──────── Data

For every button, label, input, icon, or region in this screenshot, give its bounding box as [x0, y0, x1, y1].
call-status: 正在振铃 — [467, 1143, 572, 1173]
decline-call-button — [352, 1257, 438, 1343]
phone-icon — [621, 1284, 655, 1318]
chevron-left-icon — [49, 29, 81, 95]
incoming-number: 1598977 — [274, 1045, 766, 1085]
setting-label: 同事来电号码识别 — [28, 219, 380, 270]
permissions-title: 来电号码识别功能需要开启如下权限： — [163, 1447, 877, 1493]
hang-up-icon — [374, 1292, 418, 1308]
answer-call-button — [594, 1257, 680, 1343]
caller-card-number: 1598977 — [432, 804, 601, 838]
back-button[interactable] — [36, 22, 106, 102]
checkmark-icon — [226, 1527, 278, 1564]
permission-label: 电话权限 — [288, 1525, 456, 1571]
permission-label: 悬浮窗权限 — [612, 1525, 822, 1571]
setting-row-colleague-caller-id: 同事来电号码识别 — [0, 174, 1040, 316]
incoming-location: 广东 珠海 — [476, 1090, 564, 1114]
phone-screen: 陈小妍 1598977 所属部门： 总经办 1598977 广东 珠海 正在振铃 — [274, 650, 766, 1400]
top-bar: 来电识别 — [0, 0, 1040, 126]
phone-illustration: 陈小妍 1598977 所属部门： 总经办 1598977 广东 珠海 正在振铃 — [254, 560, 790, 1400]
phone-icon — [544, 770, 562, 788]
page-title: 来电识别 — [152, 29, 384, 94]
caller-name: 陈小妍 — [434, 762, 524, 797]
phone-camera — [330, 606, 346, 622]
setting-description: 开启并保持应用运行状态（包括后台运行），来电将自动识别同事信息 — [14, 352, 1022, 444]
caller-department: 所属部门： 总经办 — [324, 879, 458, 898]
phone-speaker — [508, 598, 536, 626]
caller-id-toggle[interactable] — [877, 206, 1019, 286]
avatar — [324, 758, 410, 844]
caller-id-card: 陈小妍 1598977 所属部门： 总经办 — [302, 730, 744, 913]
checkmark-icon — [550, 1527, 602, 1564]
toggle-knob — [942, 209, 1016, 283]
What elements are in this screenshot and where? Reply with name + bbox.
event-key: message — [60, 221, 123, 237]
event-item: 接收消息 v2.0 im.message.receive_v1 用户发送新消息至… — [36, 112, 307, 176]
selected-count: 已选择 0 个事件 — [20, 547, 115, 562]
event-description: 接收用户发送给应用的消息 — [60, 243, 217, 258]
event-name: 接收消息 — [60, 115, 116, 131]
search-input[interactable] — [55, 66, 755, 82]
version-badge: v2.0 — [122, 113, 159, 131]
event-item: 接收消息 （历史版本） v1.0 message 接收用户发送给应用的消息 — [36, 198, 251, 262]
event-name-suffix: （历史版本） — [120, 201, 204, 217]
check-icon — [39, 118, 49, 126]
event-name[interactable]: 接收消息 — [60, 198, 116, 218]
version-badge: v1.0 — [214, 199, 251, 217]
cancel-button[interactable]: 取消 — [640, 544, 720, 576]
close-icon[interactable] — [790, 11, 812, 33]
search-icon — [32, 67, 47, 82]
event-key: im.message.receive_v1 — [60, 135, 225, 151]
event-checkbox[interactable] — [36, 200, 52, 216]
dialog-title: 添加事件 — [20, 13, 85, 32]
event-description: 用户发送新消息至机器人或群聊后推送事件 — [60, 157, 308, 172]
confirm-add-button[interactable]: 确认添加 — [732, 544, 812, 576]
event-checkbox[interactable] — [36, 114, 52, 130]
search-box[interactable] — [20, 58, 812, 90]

────────────────

Objective
Copy every entry above word for word and line for line, leaving nothing out and adding nothing.

Response below
For every button, label, input, icon, or region in this screenshot, give its bounding box as [x0, y0, x1, y1].
call-status: 正在振铃 — [467, 1143, 572, 1173]
decline-call-button — [352, 1257, 438, 1343]
phone-icon — [621, 1284, 655, 1318]
chevron-left-icon — [49, 29, 81, 95]
incoming-number: 1598977 — [274, 1045, 766, 1085]
setting-label: 同事来电号码识别 — [28, 219, 380, 270]
permissions-title: 来电号码识别功能需要开启如下权限： — [163, 1447, 877, 1493]
hang-up-icon — [374, 1292, 418, 1308]
answer-call-button — [594, 1257, 680, 1343]
caller-card-number: 1598977 — [432, 804, 601, 838]
back-button[interactable] — [36, 22, 106, 102]
checkmark-icon — [226, 1527, 278, 1564]
permission-label: 电话权限 — [288, 1525, 456, 1571]
permission-label: 悬浮窗权限 — [612, 1525, 822, 1571]
setting-row-colleague-caller-id: 同事来电号码识别 — [0, 174, 1040, 316]
incoming-location: 广东 珠海 — [476, 1090, 564, 1114]
phone-screen: 陈小妍 1598977 所属部门： 总经办 1598977 广东 珠海 正在振铃 — [274, 650, 766, 1400]
top-bar: 来电识别 — [0, 0, 1040, 126]
phone-illustration: 陈小妍 1598977 所属部门： 总经办 1598977 广东 珠海 正在振铃 — [254, 560, 790, 1400]
phone-icon — [544, 770, 562, 788]
page-title: 来电识别 — [152, 29, 384, 94]
caller-name: 陈小妍 — [434, 762, 524, 797]
phone-camera — [330, 606, 346, 622]
setting-description: 开启并保持应用运行状态（包括后台运行），来电将自动识别同事信息 — [14, 352, 1022, 444]
caller-department: 所属部门： 总经办 — [324, 879, 458, 898]
phone-speaker — [508, 598, 536, 626]
caller-id-toggle[interactable] — [877, 206, 1019, 286]
avatar — [324, 758, 410, 844]
caller-id-card: 陈小妍 1598977 所属部门： 总经办 — [302, 730, 744, 913]
checkmark-icon — [550, 1527, 602, 1564]
toggle-knob — [942, 209, 1016, 283]
What elements are in this screenshot and where? Reply with name + bbox.
event-key: message — [60, 221, 123, 237]
event-item: 接收消息 v2.0 im.message.receive_v1 用户发送新消息至… — [36, 112, 307, 176]
selected-count: 已选择 0 个事件 — [20, 547, 115, 562]
event-description: 接收用户发送给应用的消息 — [60, 243, 217, 258]
event-name: 接收消息 — [60, 115, 116, 131]
search-input[interactable] — [55, 66, 755, 82]
version-badge: v2.0 — [122, 113, 159, 131]
event-item: 接收消息 （历史版本） v1.0 message 接收用户发送给应用的消息 — [36, 198, 251, 262]
event-name-suffix: （历史版本） — [120, 201, 204, 217]
check-icon — [39, 118, 49, 126]
event-name[interactable]: 接收消息 — [60, 198, 116, 218]
version-badge: v1.0 — [214, 199, 251, 217]
cancel-button[interactable]: 取消 — [640, 544, 720, 576]
close-icon[interactable] — [790, 11, 812, 33]
search-icon — [32, 67, 47, 82]
event-key: im.message.receive_v1 — [60, 135, 225, 151]
event-checkbox[interactable] — [36, 200, 52, 216]
dialog-title: 添加事件 — [20, 13, 85, 32]
event-description: 用户发送新消息至机器人或群聊后推送事件 — [60, 157, 308, 172]
confirm-add-button[interactable]: 确认添加 — [732, 544, 812, 576]
event-checkbox[interactable] — [36, 114, 52, 130]
search-box[interactable] — [20, 58, 812, 90]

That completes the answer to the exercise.